__Exercise details__
Go through the records and give each one again exactly.

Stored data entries
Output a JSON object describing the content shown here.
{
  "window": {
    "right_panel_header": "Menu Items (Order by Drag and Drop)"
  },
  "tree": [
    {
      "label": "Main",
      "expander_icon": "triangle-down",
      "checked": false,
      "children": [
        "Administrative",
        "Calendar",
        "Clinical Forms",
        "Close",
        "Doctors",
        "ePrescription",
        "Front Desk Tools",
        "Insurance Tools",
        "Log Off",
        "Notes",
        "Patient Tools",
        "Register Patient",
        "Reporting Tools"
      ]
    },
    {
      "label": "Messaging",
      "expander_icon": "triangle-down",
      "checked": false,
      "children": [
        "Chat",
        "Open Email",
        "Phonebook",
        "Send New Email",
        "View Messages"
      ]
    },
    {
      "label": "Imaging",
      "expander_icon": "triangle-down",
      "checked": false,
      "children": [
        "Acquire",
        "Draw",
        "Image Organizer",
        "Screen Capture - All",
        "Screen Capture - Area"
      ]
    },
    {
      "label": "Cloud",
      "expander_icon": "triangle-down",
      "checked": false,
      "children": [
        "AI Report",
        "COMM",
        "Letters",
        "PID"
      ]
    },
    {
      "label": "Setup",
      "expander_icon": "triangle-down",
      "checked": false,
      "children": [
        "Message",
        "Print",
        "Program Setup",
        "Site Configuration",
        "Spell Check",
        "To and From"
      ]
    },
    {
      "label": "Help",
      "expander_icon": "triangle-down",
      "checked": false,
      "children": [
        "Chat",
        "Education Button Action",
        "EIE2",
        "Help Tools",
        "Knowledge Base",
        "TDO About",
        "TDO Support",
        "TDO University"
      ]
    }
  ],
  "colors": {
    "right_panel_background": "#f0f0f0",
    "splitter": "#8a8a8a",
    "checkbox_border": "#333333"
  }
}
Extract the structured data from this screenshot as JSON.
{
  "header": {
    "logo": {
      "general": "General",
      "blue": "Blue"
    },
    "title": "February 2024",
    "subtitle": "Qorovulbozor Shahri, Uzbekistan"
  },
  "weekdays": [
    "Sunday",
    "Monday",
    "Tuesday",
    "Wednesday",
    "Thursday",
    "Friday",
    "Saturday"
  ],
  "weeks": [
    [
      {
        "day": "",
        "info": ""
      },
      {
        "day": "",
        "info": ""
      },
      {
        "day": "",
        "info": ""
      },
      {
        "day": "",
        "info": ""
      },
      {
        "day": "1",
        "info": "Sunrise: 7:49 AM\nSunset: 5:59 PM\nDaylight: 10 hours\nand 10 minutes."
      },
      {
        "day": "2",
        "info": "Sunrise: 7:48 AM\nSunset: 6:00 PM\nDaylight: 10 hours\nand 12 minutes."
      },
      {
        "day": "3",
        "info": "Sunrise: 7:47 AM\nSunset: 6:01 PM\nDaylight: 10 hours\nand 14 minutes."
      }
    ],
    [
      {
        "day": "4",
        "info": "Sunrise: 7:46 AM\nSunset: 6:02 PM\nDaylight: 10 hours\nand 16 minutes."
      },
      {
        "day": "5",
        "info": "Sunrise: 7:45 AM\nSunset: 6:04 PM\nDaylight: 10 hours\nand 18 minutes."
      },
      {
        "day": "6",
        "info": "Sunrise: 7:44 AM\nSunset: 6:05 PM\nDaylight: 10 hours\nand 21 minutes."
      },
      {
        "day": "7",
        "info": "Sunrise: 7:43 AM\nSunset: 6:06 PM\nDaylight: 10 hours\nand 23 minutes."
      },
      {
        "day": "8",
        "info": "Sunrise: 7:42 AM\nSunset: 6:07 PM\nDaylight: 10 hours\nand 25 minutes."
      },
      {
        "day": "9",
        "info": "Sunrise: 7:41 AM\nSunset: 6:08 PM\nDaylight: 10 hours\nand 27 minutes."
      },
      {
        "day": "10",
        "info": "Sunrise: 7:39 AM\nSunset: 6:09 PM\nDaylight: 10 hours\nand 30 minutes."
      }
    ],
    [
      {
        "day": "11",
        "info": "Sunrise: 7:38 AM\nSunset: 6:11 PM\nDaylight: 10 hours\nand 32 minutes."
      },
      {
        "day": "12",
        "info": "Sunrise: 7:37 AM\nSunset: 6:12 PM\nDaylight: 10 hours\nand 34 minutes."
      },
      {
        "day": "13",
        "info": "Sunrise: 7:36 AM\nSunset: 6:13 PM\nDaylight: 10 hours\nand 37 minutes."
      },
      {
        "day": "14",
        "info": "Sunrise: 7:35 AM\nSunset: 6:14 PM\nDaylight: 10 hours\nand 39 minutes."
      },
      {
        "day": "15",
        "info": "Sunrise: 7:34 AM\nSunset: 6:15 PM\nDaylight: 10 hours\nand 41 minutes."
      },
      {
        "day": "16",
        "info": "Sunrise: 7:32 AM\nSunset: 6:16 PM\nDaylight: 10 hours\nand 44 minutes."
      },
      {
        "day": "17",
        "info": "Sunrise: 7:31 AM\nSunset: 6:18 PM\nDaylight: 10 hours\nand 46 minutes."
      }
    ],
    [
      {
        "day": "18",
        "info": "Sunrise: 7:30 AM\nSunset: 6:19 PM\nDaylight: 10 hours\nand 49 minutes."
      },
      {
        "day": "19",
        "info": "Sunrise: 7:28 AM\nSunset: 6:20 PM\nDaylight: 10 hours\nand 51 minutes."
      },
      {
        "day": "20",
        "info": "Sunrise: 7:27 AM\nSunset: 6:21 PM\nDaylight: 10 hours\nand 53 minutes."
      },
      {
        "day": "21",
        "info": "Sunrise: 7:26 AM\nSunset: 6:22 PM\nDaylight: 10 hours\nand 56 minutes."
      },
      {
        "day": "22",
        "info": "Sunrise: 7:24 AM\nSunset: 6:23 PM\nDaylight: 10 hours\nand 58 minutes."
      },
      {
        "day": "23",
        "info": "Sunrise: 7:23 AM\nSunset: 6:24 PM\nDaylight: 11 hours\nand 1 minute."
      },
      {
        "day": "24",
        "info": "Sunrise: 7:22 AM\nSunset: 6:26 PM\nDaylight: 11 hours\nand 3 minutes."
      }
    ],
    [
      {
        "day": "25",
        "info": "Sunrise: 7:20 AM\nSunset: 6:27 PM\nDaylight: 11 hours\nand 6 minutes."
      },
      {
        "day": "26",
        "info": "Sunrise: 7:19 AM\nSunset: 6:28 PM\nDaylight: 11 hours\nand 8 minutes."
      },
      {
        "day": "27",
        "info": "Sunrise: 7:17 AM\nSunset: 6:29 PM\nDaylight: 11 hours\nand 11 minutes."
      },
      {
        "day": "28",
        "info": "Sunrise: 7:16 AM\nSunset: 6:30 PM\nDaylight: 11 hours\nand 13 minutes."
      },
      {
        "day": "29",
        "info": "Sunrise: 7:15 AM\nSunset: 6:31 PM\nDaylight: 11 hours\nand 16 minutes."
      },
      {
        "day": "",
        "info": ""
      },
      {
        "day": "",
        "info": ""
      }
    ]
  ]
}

__Response__
Output a JSON object describing the content shown here.
{
  "window": {
    "right_panel_header": "Menu Items (Order by Drag and Drop)"
  },
  "tree": [
    {
      "label": "Main",
      "expander_icon": "triangle-down",
      "checked": false,
      "children": [
        "Administrative",
        "Calendar",
        "Clinical Forms",
        "Close",
        "Doctors",
        "ePrescription",
        "Front Desk Tools",
        "Insurance Tools",
        "Log Off",
        "Notes",
        "Patient Tools",
        "Register Patient",
        "Reporting Tools"
      ]
    },
    {
      "label": "Messaging",
      "expander_icon": "triangle-down",
      "checked": false,
      "children": [
        "Chat",
        "Open Email",
        "Phonebook",
        "Send New Email",
        "View Messages"
      ]
    },
    {
      "label": "Imaging",
      "expander_icon": "triangle-down",
      "checked": false,
      "children": [
        "Acquire",
        "Draw",
        "Image Organizer",
        "Screen Capture - All",
        "Screen Capture - Area"
      ]
    },
    {
      "label": "Cloud",
      "expander_icon": "triangle-down",
      "checked": false,
      "children": [
        "AI Report",
        "COMM",
        "Letters",
        "PID"
      ]
    },
    {
      "label": "Setup",
      "expander_icon": "triangle-down",
      "checked": false,
      "children": [
        "Message",
        "Print",
        "Program Setup",
        "Site Configuration",
        "Spell Check",
        "To and From"
      ]
    },
    {
      "label": "Help",
      "expander_icon": "triangle-down",
      "checked": false,
      "children": [
        "Chat",
        "Education Button Action",
        "EIE2",
        "Help Tools",
        "Knowledge Base",
        "TDO About",
        "TDO Support",
        "TDO University"
      ]
    }
  ],
  "colors": {
    "right_panel_background": "#f0f0f0",
    "splitter": "#8a8a8a",
    "checkbox_border": "#333333"
  }
}
Extract the structured data from this screenshot as JSON.
{
  "header": {
    "logo": {
      "general": "General",
      "blue": "Blue"
    },
    "title": "February 2024",
    "subtitle": "Qorovulbozor Shahri, Uzbekistan"
  },
  "weekdays": [
    "Sunday",
    "Monday",
    "Tuesday",
    "Wednesday",
    "Thursday",
    "Friday",
    "Saturday"
  ],
  "weeks": [
    [
      {
        "day": "",
        "info": ""
      },
      {
        "day": "",
        "info": ""
      },
      {
        "day": "",
        "info": ""
      },
      {
        "day": "",
        "info": ""
      },
      {
        "day": "1",
        "info": "Sunrise: 7:49 AM\nSunset: 5:59 PM\nDaylight: 10 hours\nand 10 minutes."
      },
      {
        "day": "2",
        "info": "Sunrise: 7:48 AM\nSunset: 6:00 PM\nDaylight: 10 hours\nand 12 minutes."
      },
      {
        "day": "3",
        "info": "Sunrise: 7:47 AM\nSunset: 6:01 PM\nDaylight: 10 hours\nand 14 minutes."
      }
    ],
    [
      {
        "day": "4",
        "info": "Sunrise: 7:46 AM\nSunset: 6:02 PM\nDaylight: 10 hours\nand 16 minutes."
      },
      {
        "day": "5",
        "info": "Sunrise: 7:45 AM\nSunset: 6:04 PM\nDaylight: 10 hours\nand 18 minutes."
      },
      {
        "day": "6",
        "info": "Sunrise: 7:44 AM\nSunset: 6:05 PM\nDaylight: 10 hours\nand 21 minutes."
      },
      {
        "day": "7",
        "info": "Sunrise: 7:43 AM\nSunset: 6:06 PM\nDaylight: 10 hours\nand 23 minutes."
      },
      {
        "day": "8",
        "info": "Sunrise: 7:42 AM\nSunset: 6:07 PM\nDaylight: 10 hours\nand 25 minutes."
      },
      {
        "day": "9",
        "info": "Sunrise: 7:41 AM\nSunset: 6:08 PM\nDaylight: 10 hours\nand 27 minutes."
      },
      {
        "day": "10",
        "info": "Sunrise: 7:39 AM\nSunset: 6:09 PM\nDaylight: 10 hours\nand 30 minutes."
      }
    ],
    [
      {
        "day": "11",
        "info": "Sunrise: 7:38 AM\nSunset: 6:11 PM\nDaylight: 10 hours\nand 32 minutes."
      },
      {
        "day": "12",
        "info": "Sunrise: 7:37 AM\nSunset: 6:12 PM\nDaylight: 10 hours\nand 34 minutes."
      },
      {
        "day": "13",
        "info": "Sunrise: 7:36 AM\nSunset: 6:13 PM\nDaylight: 10 hours\nand 37 minutes."
      },
      {
        "day": "14",
        "info": "Sunrise: 7:35 AM\nSunset: 6:14 PM\nDaylight: 10 hours\nand 39 minutes."
      },
      {
        "day": "15",
        "info": "Sunrise: 7:34 AM\nSunset: 6:15 PM\nDaylight: 10 hours\nand 41 minutes."
      },
      {
        "day": "16",
        "info": "Sunrise: 7:32 AM\nSunset: 6:16 PM\nDaylight: 10 hours\nand 44 minutes."
      },
      {
        "day": "17",
        "info": "Sunrise: 7:31 AM\nSunset: 6:18 PM\nDaylight: 10 hours\nand 46 minutes."
      }
    ],
    [
      {
        "day": "18",
        "info": "Sunrise: 7:30 AM\nSunset: 6:19 PM\nDaylight: 10 hours\nand 49 minutes."
      },
      {
        "day": "19",
        "info": "Sunrise: 7:28 AM\nSunset: 6:20 PM\nDaylight: 10 hours\nand 51 minutes."
      },
      {
        "day": "20",
        "info": "Sunrise: 7:27 AM\nSunset: 6:21 PM\nDaylight: 10 hours\nand 53 minutes."
      },
      {
        "day": "21",
        "info": "Sunrise: 7:26 AM\nSunset: 6:22 PM\nDaylight: 10 hours\nand 56 minutes."
      },
      {
        "day": "22",
        "info": "Sunrise: 7:24 AM\nSunset: 6:23 PM\nDaylight: 10 hours\nand 58 minutes."
      },
      {
        "day": "23",
        "info": "Sunrise: 7:23 AM\nSunset: 6:24 PM\nDaylight: 11 hours\nand 1 minute."
      },
      {
        "day": "24",
        "info": "Sunrise: 7:22 AM\nSunset: 6:26 PM\nDaylight: 11 hours\nand 3 minutes."
      }
    ],
    [
      {
        "day": "25",
        "info": "Sunrise: 7:20 AM\nSunset: 6:27 PM\nDaylight: 11 hours\nand 6 minutes."
      },
      {
        "day": "26",
        "info": "Sunrise: 7:19 AM\nSunset: 6:28 PM\nDaylight: 11 hours\nand 8 minutes."
      },
      {
        "day": "27",
        "info": "Sunrise: 7:17 AM\nSunset: 6:29 PM\nDaylight: 11 hours\nand 11 minutes."
      },
      {
        "day": "28",
        "info": "Sunrise: 7:16 AM\nSunset: 6:30 PM\nDaylight: 11 hours\nand 13 minutes."
      },
      {
        "day": "29",
        "info": "Sunrise: 7:15 AM\nSunset: 6:31 PM\nDaylight: 11 hours\nand 16 minutes."
      },
      {
        "day": "",
        "info": ""
      },
      {
        "day": "",
        "info": ""
      }
    ]
  ]
}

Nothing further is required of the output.